THE TASK
Begin with the line that contains "Decode this image" and transcribe each line after it, up to and including the last line of the listing below.

GIVEN ENTRIES
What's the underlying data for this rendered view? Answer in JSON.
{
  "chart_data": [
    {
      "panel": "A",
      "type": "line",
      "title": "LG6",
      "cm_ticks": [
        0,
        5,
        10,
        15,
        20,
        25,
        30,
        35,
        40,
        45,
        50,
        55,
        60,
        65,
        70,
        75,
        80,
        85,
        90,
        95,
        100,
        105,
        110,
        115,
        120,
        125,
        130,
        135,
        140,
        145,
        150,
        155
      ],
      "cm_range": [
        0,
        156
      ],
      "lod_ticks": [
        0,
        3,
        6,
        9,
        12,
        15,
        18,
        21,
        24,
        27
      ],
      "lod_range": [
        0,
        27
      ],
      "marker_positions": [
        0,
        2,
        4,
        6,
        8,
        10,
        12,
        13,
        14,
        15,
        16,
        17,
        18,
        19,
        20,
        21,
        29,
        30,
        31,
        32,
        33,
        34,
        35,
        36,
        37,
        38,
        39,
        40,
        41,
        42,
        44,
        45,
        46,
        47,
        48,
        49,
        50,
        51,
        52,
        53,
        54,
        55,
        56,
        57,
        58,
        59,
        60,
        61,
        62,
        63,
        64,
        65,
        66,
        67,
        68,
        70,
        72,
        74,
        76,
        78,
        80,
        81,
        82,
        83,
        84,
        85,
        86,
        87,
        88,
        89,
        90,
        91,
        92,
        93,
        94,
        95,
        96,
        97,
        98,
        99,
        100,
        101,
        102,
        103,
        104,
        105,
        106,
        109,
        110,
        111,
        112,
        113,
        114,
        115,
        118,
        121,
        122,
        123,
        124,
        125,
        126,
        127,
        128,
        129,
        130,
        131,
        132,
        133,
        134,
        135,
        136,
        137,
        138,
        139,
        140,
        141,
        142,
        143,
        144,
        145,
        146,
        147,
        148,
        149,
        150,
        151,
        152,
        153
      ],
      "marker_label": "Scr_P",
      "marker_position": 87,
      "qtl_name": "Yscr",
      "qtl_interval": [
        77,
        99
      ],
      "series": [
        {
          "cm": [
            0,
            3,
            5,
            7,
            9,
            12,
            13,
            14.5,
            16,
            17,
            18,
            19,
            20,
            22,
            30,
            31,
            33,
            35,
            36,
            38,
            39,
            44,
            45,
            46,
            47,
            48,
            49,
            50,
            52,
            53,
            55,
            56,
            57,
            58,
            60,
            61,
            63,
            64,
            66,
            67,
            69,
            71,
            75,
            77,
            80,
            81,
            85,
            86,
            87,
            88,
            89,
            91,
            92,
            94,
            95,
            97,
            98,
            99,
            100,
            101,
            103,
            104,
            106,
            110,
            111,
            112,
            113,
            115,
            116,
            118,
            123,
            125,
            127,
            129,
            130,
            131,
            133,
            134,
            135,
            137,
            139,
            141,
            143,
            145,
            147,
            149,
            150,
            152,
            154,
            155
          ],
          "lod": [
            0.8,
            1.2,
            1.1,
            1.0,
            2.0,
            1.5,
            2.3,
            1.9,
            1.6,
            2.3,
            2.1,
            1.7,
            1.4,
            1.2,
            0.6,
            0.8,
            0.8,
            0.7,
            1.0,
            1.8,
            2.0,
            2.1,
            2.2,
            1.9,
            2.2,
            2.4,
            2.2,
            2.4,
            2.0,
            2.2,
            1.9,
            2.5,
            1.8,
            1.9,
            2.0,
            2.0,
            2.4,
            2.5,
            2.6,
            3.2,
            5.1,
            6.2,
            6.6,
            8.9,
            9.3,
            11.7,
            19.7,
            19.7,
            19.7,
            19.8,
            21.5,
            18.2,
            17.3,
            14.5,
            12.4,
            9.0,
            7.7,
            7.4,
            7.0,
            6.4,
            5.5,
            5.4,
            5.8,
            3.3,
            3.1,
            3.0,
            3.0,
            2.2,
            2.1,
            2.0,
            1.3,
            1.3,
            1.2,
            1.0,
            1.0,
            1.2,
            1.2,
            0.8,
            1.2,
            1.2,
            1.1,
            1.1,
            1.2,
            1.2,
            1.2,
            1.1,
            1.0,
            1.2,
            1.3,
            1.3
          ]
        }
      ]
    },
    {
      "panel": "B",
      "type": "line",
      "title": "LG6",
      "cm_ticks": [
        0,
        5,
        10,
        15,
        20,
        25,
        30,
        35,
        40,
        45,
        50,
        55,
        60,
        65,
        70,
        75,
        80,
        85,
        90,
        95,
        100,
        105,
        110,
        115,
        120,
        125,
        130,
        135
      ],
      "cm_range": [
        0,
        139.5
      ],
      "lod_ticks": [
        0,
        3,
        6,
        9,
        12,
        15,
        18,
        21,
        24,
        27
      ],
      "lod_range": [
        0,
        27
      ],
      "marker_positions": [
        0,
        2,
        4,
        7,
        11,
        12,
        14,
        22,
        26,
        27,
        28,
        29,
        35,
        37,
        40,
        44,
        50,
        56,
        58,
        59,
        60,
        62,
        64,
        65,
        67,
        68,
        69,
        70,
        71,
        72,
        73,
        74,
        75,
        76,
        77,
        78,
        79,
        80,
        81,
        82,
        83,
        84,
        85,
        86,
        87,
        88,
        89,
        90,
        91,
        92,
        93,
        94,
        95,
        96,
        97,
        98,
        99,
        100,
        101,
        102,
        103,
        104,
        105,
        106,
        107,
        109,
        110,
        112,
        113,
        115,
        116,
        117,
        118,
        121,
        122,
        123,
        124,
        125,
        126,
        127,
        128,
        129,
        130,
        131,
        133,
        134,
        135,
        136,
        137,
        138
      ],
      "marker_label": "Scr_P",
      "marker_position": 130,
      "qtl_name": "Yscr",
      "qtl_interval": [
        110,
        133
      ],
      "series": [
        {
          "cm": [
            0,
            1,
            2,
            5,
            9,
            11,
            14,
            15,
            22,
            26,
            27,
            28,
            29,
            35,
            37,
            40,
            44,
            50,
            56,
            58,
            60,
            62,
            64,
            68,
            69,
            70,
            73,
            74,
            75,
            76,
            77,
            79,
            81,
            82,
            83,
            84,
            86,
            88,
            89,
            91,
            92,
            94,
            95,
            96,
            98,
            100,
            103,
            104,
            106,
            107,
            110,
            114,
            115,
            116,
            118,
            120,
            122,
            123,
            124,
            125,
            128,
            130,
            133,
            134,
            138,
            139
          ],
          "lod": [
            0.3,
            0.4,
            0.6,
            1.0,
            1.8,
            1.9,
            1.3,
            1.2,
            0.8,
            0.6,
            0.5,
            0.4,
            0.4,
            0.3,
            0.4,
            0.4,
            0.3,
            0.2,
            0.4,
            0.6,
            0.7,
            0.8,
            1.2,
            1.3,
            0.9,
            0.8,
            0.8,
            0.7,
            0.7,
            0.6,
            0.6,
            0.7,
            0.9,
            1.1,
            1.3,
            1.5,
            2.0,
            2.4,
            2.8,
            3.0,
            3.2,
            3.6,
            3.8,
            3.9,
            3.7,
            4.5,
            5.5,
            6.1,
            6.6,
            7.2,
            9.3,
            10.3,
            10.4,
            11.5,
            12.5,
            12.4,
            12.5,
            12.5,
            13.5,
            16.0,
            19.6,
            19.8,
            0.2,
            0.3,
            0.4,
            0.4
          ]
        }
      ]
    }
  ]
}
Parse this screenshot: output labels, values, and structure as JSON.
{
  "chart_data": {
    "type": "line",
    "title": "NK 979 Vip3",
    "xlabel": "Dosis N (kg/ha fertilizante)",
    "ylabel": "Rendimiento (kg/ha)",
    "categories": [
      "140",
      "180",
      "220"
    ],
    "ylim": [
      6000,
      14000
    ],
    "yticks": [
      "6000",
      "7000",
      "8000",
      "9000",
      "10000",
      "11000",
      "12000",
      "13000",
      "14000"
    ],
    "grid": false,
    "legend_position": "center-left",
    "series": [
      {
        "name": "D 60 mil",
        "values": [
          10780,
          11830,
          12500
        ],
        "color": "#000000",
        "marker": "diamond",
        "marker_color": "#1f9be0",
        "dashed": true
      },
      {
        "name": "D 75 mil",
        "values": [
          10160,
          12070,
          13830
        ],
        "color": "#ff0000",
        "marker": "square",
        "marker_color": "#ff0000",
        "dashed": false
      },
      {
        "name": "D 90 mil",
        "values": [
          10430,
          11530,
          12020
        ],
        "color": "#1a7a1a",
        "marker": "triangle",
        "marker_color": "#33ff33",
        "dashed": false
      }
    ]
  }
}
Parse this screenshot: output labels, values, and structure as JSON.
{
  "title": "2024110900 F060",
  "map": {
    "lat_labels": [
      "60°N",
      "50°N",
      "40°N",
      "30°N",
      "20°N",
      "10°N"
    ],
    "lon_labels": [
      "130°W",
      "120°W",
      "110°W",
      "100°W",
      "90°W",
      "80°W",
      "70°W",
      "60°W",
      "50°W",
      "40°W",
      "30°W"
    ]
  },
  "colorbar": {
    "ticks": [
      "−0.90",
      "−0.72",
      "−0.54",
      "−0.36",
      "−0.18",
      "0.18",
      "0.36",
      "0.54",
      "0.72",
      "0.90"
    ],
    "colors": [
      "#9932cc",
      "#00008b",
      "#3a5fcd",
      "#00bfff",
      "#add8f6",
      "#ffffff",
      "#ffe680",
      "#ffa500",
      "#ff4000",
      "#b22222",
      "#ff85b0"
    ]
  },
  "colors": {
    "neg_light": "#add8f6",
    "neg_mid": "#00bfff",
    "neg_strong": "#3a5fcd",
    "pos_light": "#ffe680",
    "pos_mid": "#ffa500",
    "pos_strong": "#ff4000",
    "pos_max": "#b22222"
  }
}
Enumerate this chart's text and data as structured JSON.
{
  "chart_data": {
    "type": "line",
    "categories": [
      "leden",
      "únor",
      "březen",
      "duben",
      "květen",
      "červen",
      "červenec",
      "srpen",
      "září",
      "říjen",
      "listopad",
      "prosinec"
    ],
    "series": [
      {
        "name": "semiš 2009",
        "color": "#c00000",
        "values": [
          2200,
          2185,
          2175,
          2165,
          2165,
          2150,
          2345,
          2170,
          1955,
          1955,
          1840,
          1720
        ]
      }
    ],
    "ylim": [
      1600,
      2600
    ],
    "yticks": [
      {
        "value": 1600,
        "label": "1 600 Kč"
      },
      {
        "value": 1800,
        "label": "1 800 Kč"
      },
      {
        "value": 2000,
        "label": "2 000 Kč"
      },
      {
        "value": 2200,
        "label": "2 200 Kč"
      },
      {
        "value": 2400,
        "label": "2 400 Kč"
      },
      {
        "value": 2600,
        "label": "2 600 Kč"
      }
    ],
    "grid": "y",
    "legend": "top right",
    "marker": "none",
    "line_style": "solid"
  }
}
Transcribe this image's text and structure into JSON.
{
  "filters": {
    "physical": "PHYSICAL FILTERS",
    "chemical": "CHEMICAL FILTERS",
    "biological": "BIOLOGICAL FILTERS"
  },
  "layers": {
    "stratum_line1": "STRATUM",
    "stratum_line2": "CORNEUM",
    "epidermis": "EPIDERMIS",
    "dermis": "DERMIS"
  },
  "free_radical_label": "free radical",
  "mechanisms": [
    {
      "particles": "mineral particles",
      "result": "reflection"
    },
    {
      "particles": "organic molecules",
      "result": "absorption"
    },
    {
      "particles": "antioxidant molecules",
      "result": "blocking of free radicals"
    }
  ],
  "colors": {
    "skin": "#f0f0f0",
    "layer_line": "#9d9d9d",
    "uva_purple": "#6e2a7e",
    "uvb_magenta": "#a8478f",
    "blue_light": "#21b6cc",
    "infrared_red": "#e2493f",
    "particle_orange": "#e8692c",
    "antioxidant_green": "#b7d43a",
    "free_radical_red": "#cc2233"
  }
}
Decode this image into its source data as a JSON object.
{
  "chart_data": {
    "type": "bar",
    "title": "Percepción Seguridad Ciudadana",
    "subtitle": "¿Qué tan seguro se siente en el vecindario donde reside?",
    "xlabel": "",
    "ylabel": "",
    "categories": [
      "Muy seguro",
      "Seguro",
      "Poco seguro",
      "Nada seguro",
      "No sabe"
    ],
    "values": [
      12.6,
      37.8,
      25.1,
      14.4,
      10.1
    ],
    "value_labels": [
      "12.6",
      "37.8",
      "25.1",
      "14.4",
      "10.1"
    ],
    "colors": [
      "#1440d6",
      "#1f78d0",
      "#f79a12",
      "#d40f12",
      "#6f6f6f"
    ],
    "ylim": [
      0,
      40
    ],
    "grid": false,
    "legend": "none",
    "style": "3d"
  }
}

RESULT
Decode this image into its source data as a JSON object.
{
  "chart_data": {
    "type": "bar",
    "title": "Percepción Seguridad Ciudadana",
    "subtitle": "¿Qué tan seguro se siente en el vecindario donde reside?",
    "xlabel": "",
    "ylabel": "",
    "categories": [
      "Muy seguro",
      "Seguro",
      "Poco seguro",
      "Nada seguro",
      "No sabe"
    ],
    "values": [
      12.6,
      37.8,
      25.1,
      14.4,
      10.1
    ],
    "value_labels": [
      "12.6",
      "37.8",
      "25.1",
      "14.4",
      "10.1"
    ],
    "colors": [
      "#1440d6",
      "#1f78d0",
      "#f79a12",
      "#d40f12",
      "#6f6f6f"
    ],
    "ylim": [
      0,
      40
    ],
    "grid": false,
    "legend": "none",
    "style": "3d"
  }
}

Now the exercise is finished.